> _EXERCISE GOAL_
Gather every line that includes the word "indrapporteres", please.

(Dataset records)
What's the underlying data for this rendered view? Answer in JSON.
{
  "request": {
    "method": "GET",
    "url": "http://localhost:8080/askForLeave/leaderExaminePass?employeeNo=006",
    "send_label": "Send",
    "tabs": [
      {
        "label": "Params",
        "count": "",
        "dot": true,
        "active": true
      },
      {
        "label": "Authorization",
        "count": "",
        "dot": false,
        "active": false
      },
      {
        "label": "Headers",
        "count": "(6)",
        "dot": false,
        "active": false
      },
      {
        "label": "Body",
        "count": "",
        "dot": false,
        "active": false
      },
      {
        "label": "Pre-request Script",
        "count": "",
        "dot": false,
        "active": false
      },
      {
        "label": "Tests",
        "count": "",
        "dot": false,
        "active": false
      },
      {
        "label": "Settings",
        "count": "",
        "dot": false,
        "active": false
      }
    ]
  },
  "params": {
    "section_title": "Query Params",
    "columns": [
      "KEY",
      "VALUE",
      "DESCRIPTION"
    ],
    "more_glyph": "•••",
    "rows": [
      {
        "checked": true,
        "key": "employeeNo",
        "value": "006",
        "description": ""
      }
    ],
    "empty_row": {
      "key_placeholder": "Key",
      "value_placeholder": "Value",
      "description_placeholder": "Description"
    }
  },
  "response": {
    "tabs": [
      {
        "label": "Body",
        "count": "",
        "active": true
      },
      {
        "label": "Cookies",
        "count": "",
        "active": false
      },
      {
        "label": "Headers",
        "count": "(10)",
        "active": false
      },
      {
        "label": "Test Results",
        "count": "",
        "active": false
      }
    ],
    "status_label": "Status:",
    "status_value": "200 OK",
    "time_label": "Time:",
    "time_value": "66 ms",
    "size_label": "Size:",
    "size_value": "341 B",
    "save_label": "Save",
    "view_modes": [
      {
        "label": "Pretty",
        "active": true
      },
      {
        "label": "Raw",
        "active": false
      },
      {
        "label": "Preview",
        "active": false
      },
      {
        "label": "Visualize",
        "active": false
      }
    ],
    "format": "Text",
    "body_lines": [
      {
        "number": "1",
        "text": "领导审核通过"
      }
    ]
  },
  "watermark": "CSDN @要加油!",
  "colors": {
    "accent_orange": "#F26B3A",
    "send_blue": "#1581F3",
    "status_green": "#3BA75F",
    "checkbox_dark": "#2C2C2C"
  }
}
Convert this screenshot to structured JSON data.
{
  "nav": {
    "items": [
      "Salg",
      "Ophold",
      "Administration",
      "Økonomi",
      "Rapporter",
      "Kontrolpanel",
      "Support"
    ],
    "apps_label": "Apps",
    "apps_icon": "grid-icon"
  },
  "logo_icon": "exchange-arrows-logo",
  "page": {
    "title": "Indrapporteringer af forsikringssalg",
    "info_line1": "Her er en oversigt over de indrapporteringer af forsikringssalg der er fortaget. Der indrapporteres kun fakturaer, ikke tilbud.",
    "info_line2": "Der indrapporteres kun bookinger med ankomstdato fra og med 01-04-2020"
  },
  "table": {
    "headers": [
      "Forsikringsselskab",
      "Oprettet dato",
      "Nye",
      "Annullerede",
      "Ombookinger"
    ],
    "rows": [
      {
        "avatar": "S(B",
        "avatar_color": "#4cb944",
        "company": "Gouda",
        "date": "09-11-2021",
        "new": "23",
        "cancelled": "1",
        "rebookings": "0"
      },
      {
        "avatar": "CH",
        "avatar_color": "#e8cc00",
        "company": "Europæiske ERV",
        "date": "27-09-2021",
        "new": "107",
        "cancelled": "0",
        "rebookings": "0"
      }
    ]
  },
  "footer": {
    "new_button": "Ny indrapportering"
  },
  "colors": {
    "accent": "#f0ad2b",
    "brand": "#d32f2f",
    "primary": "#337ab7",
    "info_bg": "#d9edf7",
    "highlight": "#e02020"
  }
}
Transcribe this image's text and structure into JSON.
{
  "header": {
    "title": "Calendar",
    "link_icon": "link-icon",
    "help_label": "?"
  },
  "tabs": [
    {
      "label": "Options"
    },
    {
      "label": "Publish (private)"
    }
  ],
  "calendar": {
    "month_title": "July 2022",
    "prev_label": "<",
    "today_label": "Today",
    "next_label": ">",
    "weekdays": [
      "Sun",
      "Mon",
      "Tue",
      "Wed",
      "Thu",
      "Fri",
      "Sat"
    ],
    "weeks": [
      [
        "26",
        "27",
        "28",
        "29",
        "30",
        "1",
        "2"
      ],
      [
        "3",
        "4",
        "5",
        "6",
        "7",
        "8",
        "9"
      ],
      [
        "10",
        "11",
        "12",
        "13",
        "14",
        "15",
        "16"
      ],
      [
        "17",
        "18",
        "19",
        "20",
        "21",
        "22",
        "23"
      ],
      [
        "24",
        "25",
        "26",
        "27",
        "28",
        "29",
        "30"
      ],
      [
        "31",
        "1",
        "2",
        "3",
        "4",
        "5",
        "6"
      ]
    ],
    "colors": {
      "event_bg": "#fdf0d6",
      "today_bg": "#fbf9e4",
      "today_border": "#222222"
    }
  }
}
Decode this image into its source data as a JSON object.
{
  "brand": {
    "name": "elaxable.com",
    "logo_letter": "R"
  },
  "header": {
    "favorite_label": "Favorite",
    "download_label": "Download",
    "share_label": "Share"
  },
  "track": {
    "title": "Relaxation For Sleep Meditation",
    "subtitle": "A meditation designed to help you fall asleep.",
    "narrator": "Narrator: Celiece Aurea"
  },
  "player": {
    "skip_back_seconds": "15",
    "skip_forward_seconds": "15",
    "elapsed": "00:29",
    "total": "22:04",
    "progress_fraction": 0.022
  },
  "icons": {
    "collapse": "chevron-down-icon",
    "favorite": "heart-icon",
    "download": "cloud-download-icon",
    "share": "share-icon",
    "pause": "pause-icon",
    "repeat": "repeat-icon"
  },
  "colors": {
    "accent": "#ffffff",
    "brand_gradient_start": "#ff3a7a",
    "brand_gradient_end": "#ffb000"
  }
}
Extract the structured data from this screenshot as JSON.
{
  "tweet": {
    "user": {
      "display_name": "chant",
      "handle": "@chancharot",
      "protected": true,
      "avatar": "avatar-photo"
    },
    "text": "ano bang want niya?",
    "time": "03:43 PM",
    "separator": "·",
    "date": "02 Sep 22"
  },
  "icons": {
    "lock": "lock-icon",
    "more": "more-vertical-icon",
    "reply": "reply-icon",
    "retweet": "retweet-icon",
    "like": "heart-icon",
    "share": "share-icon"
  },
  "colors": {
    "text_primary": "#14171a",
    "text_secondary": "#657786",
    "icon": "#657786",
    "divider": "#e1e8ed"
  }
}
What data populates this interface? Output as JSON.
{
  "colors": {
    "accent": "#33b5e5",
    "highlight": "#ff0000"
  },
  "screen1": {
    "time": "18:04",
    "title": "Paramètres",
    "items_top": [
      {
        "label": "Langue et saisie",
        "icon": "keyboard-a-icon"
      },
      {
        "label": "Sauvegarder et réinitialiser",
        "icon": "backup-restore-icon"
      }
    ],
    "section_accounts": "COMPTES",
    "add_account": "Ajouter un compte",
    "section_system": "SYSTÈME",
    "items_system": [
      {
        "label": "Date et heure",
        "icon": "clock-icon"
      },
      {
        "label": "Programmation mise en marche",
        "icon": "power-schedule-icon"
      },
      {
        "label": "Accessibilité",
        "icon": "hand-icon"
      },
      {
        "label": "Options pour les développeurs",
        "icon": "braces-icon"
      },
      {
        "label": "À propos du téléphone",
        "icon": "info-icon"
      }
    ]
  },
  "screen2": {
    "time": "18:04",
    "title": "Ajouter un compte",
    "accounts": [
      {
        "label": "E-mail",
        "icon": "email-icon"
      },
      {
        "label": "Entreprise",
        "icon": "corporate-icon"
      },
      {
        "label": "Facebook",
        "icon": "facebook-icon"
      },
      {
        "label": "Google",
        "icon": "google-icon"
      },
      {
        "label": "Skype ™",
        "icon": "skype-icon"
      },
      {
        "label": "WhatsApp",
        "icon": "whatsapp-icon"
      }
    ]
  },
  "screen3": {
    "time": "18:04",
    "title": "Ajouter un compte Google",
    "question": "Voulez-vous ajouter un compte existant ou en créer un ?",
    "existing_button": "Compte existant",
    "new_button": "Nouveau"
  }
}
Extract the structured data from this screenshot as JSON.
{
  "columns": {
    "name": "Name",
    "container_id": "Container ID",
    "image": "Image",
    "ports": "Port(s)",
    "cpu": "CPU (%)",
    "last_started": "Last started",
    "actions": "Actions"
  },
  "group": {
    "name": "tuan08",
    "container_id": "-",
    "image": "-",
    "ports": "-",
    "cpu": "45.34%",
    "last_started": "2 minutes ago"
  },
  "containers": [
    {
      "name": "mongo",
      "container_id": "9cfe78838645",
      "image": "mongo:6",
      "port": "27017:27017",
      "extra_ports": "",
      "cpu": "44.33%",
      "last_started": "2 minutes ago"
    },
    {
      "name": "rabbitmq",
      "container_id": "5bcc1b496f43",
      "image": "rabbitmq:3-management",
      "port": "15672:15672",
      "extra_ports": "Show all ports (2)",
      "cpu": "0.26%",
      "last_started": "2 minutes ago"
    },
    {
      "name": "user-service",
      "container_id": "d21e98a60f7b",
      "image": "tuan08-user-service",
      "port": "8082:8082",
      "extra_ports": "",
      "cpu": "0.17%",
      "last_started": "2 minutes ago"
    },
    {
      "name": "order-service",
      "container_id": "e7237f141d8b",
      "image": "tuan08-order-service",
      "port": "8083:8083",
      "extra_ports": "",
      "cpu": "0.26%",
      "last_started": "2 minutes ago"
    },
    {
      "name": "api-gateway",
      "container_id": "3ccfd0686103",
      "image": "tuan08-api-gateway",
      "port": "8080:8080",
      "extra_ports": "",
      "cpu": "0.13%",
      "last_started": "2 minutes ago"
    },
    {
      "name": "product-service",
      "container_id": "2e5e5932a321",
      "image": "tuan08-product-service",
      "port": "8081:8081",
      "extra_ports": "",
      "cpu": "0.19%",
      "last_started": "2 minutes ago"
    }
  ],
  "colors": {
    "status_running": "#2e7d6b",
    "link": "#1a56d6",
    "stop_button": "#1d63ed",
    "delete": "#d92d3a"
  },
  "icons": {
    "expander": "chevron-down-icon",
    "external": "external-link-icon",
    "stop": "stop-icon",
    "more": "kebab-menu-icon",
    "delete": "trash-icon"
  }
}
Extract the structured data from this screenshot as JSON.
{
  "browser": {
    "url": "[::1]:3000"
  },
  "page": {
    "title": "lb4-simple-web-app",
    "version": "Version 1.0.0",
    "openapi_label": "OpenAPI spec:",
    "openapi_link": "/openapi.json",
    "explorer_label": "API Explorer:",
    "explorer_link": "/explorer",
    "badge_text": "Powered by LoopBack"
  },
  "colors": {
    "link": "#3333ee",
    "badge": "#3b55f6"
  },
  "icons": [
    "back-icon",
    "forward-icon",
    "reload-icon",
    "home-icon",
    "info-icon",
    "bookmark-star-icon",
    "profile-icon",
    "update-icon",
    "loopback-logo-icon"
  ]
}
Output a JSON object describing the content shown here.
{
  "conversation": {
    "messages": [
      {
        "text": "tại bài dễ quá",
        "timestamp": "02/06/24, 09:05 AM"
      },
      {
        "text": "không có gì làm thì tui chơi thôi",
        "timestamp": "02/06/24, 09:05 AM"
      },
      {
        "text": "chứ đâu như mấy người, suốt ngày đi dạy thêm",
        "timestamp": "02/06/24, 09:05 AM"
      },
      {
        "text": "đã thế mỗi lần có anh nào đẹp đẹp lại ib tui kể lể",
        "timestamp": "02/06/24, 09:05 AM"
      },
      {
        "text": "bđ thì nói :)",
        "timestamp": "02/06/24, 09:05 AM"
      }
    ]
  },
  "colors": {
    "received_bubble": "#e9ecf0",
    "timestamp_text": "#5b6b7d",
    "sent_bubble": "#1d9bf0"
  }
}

> _SOLVED PROBLEM_
    "info_line1": "Her er en oversigt over de indrapporteringer af forsikringssalg der er fortaget. Der indrapporteres kun fakturaer, ikke tilbud.",
    "info_line2": "Der indrapporteres kun bookinger med ankomstdato fra og med 01-04-2020"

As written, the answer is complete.